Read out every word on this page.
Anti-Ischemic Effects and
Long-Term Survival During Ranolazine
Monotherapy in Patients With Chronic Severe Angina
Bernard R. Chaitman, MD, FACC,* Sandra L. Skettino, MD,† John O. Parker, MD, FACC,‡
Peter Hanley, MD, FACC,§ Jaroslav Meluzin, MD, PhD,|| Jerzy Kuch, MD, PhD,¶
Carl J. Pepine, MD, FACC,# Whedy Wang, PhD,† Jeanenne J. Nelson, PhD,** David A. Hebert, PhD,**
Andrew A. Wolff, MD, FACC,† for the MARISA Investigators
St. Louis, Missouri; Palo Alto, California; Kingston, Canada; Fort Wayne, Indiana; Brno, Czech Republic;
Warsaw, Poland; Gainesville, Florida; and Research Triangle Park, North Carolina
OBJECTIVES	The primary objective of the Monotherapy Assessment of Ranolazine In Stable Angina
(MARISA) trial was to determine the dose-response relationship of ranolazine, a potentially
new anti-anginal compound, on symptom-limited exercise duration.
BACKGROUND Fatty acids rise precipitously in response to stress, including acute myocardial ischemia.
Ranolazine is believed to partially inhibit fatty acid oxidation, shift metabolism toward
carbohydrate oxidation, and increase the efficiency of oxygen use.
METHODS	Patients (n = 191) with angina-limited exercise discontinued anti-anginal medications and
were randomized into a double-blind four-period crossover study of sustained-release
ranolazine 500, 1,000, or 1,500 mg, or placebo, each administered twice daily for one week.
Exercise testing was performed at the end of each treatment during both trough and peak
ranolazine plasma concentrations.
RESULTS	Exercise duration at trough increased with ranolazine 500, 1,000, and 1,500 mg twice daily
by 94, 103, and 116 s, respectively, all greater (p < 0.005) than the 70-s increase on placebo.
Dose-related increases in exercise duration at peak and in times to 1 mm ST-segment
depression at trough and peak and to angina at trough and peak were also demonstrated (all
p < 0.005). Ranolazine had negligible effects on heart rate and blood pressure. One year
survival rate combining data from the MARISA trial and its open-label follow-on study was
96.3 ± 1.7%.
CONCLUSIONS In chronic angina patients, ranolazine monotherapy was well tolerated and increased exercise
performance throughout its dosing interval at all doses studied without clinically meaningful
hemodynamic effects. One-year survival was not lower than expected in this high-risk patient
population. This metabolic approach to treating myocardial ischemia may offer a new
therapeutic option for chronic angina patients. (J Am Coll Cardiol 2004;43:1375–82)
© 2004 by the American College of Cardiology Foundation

---

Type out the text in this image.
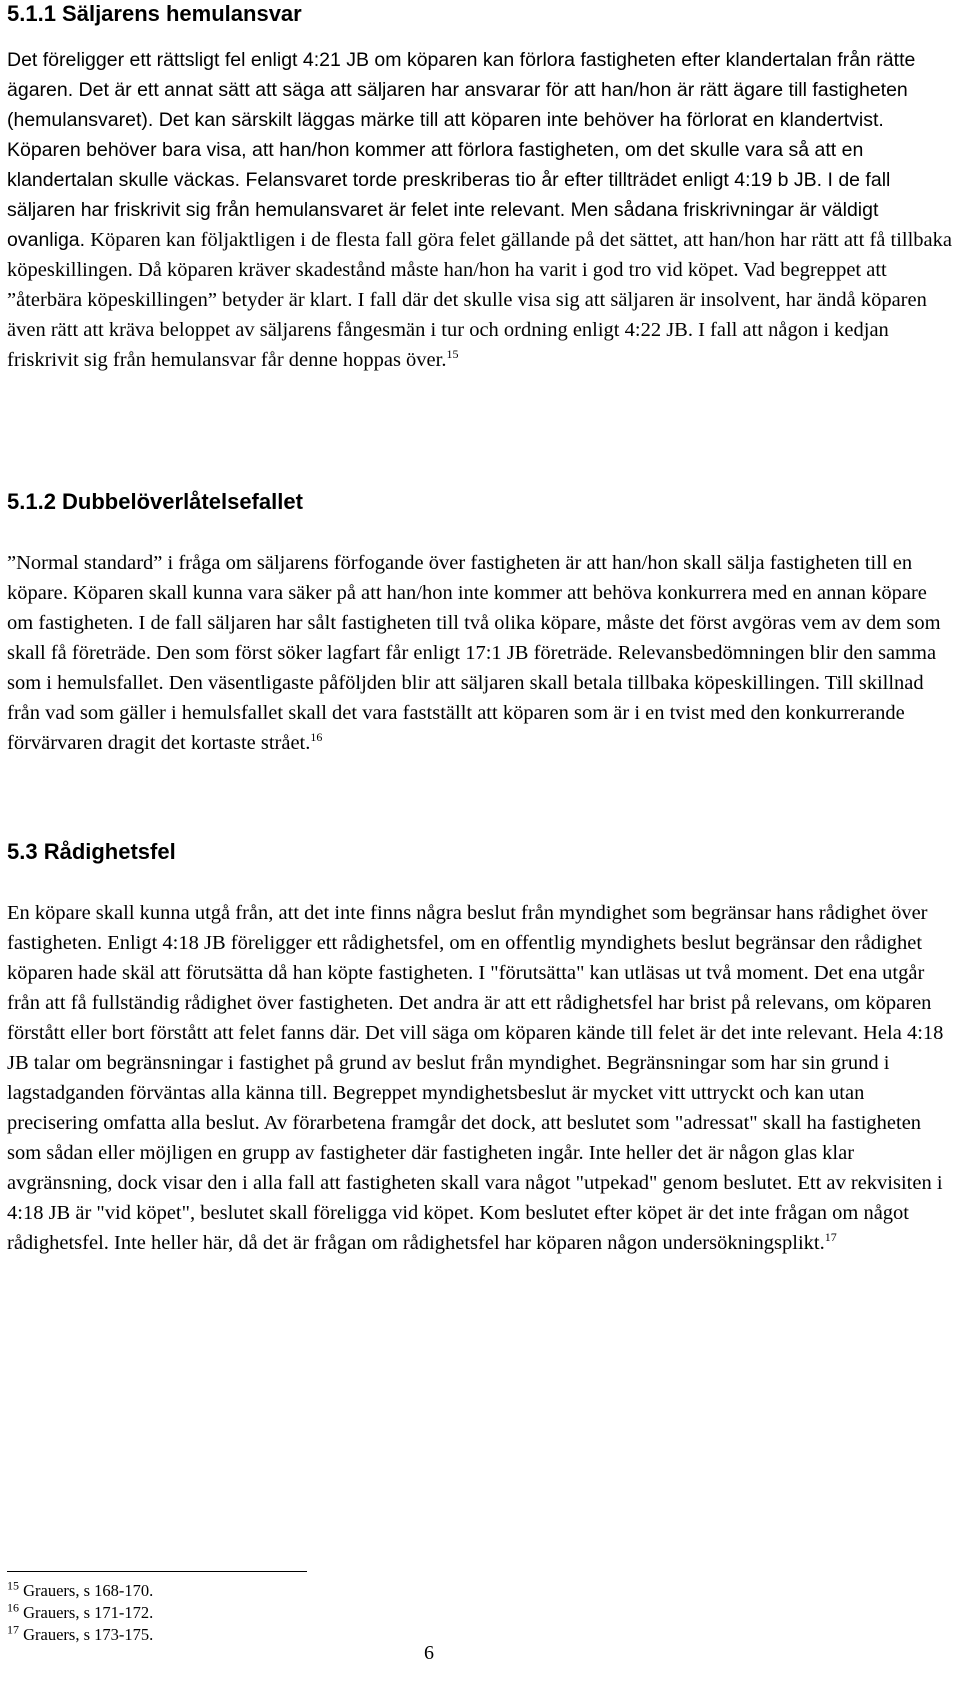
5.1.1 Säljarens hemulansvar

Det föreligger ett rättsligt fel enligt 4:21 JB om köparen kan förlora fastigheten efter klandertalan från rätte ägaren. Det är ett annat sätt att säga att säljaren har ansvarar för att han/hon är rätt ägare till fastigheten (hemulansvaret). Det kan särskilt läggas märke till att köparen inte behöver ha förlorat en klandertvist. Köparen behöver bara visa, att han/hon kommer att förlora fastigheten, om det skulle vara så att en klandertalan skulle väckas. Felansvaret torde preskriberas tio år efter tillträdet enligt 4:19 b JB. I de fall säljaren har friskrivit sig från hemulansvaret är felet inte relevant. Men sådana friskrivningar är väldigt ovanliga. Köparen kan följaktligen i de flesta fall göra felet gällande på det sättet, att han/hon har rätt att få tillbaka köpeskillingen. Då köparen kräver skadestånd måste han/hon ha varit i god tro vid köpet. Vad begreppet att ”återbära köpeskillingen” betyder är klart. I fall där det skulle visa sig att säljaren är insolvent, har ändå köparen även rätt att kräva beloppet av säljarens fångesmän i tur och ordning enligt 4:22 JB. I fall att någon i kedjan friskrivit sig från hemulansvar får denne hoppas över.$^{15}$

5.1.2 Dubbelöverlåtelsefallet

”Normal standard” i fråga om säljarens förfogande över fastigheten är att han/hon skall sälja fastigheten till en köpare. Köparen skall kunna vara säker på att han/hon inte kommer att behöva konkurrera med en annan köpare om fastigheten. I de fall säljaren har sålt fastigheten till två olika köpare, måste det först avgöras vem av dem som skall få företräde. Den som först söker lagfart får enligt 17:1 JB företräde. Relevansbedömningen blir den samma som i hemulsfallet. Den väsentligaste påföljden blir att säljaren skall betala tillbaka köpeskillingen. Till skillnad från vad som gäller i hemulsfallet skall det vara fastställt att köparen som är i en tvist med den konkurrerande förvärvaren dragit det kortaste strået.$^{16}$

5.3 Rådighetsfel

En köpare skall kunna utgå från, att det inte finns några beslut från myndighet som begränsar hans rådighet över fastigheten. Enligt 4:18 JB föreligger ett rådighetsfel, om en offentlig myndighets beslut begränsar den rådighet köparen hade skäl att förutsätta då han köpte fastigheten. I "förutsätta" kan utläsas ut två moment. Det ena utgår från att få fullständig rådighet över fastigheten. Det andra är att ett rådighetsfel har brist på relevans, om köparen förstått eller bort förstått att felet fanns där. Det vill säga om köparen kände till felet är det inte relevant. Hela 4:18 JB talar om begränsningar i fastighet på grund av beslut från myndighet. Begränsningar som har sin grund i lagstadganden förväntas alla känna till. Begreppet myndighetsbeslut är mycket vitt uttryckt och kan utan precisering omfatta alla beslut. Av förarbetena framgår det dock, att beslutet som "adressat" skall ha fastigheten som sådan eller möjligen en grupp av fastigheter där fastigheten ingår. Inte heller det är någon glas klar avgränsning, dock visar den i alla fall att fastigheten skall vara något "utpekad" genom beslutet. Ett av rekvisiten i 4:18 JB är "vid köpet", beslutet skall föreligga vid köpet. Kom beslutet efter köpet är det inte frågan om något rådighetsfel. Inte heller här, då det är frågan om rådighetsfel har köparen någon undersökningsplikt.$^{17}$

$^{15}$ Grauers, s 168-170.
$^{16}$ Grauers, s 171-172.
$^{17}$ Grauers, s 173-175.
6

> Work order
Going through the lines above one by one, tally those with the word "ischemia" and give only the total.

> Solution for this exercise
2